▸ **EXERCISE AIM**
Draw out every line with the word "this" from the listing below.

-- begin INFORMATION PROVIDED --

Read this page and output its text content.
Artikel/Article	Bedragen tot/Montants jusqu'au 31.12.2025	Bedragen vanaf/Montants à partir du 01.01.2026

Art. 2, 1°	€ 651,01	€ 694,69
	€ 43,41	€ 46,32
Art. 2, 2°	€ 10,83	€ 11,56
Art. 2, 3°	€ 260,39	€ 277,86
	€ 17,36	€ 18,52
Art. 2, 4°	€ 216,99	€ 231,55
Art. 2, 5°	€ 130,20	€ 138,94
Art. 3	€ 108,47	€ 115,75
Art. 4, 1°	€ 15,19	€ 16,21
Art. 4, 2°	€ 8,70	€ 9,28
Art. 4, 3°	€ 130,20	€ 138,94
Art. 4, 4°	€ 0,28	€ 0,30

-- end INFORMATION PROVIDED --
-- begin INFORMATION PROVIDED --

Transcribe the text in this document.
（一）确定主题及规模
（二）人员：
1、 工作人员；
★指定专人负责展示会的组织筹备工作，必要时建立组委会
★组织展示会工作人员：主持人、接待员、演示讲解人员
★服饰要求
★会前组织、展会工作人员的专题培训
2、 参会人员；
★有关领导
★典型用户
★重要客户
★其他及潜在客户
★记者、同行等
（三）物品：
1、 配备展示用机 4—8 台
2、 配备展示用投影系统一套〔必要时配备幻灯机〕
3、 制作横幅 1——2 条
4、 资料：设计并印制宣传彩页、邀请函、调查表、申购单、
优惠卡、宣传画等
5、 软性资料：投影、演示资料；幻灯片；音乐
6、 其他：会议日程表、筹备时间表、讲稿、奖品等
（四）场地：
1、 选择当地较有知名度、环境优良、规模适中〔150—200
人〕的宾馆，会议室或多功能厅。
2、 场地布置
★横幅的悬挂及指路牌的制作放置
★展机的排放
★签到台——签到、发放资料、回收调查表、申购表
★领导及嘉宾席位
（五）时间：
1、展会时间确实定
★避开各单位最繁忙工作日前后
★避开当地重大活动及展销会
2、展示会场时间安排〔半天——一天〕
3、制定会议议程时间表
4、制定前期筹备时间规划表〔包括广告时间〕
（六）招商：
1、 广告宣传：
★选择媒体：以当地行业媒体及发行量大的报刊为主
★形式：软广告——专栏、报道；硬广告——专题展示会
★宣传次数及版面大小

-- end INFORMATION PROVIDED --

▸ **TASK OUTPUT**
Read this page and output its text content.
Transcribe the text in this document.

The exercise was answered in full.